DATA FOR THIS TASK>

○ ○ ○ ○

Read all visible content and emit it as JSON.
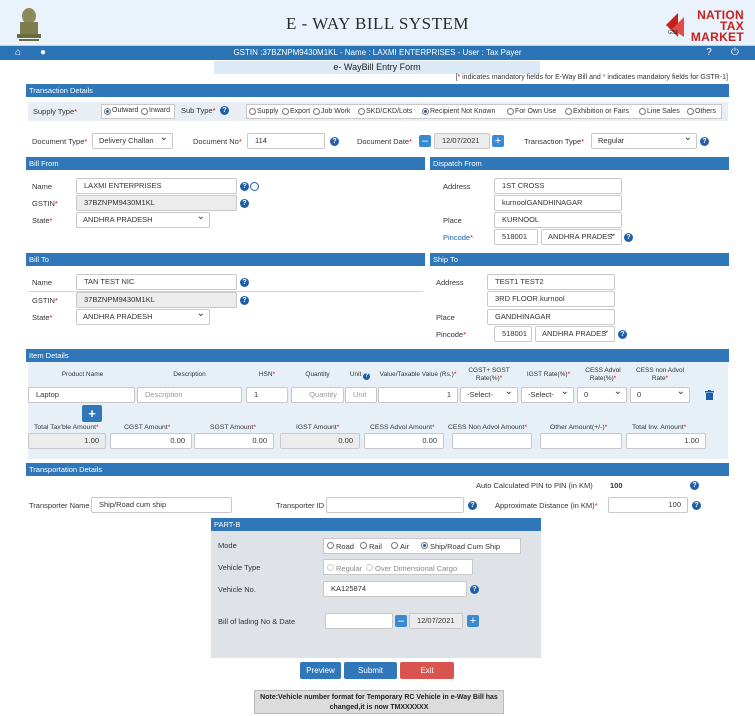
{
  "header": {
    "title": "E - WAY BILL SYSTEM",
    "logo_lines": [
      "NATION",
      "TAX",
      "MARKET"
    ],
    "logo_gst": "GST"
  },
  "navbar": {
    "gst_info": "GSTIN :37BZNPM9430M1KL - Name : LAXMI ENTERPRISES - User : Tax Payer"
  },
  "form_title": "e- WayBill Entry Form",
  "mandatory_note": {
    "pre": "[",
    "star1": "*",
    "mid": " indicates mandatory fields for E-Way Bill and ",
    "star2": "*",
    "post": " indicates mandatory fields for GSTR-1]"
  },
  "transaction": {
    "section_label": "Transaction Details",
    "supply_type_label": "Supply Type",
    "supply_types": [
      "Outward",
      "Inward"
    ],
    "sub_type_label": "Sub Type",
    "sub_types": [
      "Supply",
      "Export",
      "Job Work",
      "SKD/CKD/Lots",
      "Recipient Not Known",
      "For Own Use",
      "Exhibition or Fairs",
      "Line Sales",
      "Others"
    ],
    "document_type_label": "Document Type",
    "document_type_value": "Delivery Challan",
    "document_no_label": "Document No",
    "document_no_value": "114",
    "document_date_label": "Document Date",
    "document_date_value": "12/07/2021",
    "transaction_type_label": "Transaction Type",
    "transaction_type_value": "Regular"
  },
  "bill_from": {
    "section_label": "Bill From",
    "name_label": "Name",
    "name_value": "LAXMI ENTERPRISES",
    "gstin_label": "GSTIN",
    "gstin_value": "37BZNPM9430M1KL",
    "state_label": "State",
    "state_value": "ANDHRA PRADESH"
  },
  "dispatch_from": {
    "section_label": "Dispatch From",
    "address_label": "Address",
    "address1": "1ST CROSS",
    "address2": "kurnoolGANDHINAGAR",
    "place_label": "Place",
    "place_value": "KURNOOL",
    "pincode_label": "Pincode",
    "pincode_value": "518001",
    "state_value": "ANDHRA PRADES"
  },
  "bill_to": {
    "section_label": "Bill To",
    "name_label": "Name",
    "name_value": "TAN TEST NIC",
    "gstin_label": "GSTIN",
    "gstin_value": "37BZNPM9430M1KL",
    "state_label": "State",
    "state_value": "ANDHRA PRADESH"
  },
  "ship_to": {
    "section_label": "Ship To",
    "address_label": "Address",
    "address1": "TEST1 TEST2",
    "address2": "3RD FLOOR kurnool",
    "place_label": "Place",
    "place_value": "GANDHINAGAR",
    "pincode_label": "Pincode",
    "pincode_value": "518001",
    "state_value": "ANDHRA PRADES"
  },
  "items": {
    "section_label": "Item Details",
    "headers": {
      "product": "Product Name",
      "description": "Description",
      "hsn": "HSN",
      "quantity": "Quantity",
      "unit": "Unit",
      "value": "Value/Taxable Value (Rs.)",
      "cgst_sgst": "CGST+ SGST Rate(%)",
      "igst": "IGST Rate(%)",
      "cess_advol": "CESS Advol Rate(%)",
      "cess_non_advol": "CESS non Advol Rate"
    },
    "row": {
      "product": "Laptop",
      "description_placeholder": "Description",
      "hsn": "1",
      "quantity_placeholder": "Quantity",
      "unit_placeholder": "Unit",
      "value": "1",
      "cgst_sgst": "-Select-",
      "igst": "-Select-",
      "cess_advol": "0",
      "cess_non_advol": "0"
    },
    "totals": {
      "total_taxable_label": "Total Tax'ble Amount",
      "total_taxable_value": "1.00",
      "cgst_label": "CGST Amount",
      "cgst_value": "0.00",
      "sgst_label": "SGST Amount",
      "sgst_value": "0.00",
      "igst_label": "IGST Amount",
      "igst_value": "0.00",
      "cess_advol_label": "CESS Advol Amount",
      "cess_advol_value": "0.00",
      "cess_non_advol_label": "CESS Non Advol Amount",
      "cess_non_advol_value": "",
      "other_label": "Other Amount(+/-)",
      "other_value": "",
      "total_inv_label": "Total Inv. Amount",
      "total_inv_value": "1.00"
    }
  },
  "transport": {
    "section_label": "Transportation Details",
    "auto_pin_label": "Auto Calculated PIN to PIN (in KM)",
    "auto_pin_value": "100",
    "transporter_name_label": "Transporter Name",
    "transporter_name_value": "Ship/Road cum ship",
    "transporter_id_label": "Transporter ID",
    "transporter_id_value": "",
    "approx_distance_label": "Approximate Distance (in KM)",
    "approx_distance_value": "100"
  },
  "part_b": {
    "section_label": "PART-B",
    "mode_label": "Mode",
    "modes": [
      "Road",
      "Rail",
      "Air",
      "Ship/Road Cum Ship"
    ],
    "vehicle_type_label": "Vehicle Type",
    "vehicle_types": [
      "Regular",
      "Over Dimensional Cargo"
    ],
    "vehicle_no_label": "Vehicle No.",
    "vehicle_no_value": "KA125874",
    "lading_label": "Bill of lading No & Date",
    "lading_no_value": "",
    "lading_date_value": "12/07/2021"
  },
  "actions": {
    "preview": "Preview",
    "submit": "Submit",
    "exit": "Exit"
  },
  "note": {
    "line1": "Note:Vehicle number format for Temporary RC Vehicle in e-Way Bill has",
    "line2": "changed,it is now TMXXXXXX"
  },
  "colors": {
    "section_blue": "#2f77b8",
    "navbar_blue": "#2a74b6",
    "exit_red": "#d9534f",
    "required_red": "#dd0000"
  }
}
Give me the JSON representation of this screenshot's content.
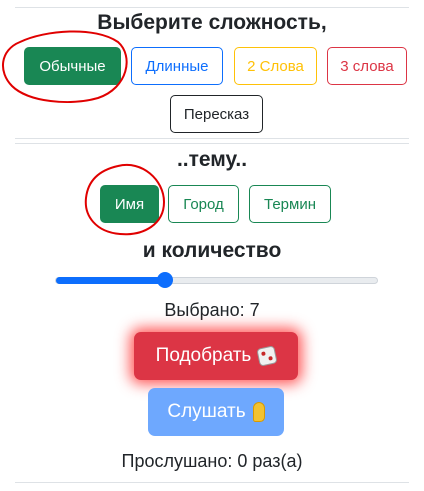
{
  "difficulty": {
    "title": "Выберите сложность,",
    "options": [
      "Обычные",
      "Длинные",
      "2 Слова",
      "3 слова",
      "Пересказ"
    ]
  },
  "topic": {
    "title": "..тему..",
    "options": [
      "Имя",
      "Город",
      "Термин"
    ]
  },
  "count": {
    "title": "и количество",
    "slider_fraction": 0.34,
    "selected_text": "Выбрано: 7"
  },
  "actions": {
    "pick_label": "Подобрать",
    "listen_label": "Слушать"
  },
  "status": {
    "listened_text": "Прослушано: 0 раз(а)"
  },
  "colors": {
    "success": "#198754",
    "primary": "#0d6efd",
    "warning": "#ffc107",
    "danger": "#dc3545",
    "annotation": "#e00000"
  },
  "icons": {
    "pick": "dice-icon",
    "listen": "ear-icon"
  }
}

○ ○ ○ ○

DESCRIPTION OF THE TASK>
Count every line of the records that holds "Details". State the number, nothing else.

RESPONSE TO THE TASK>
3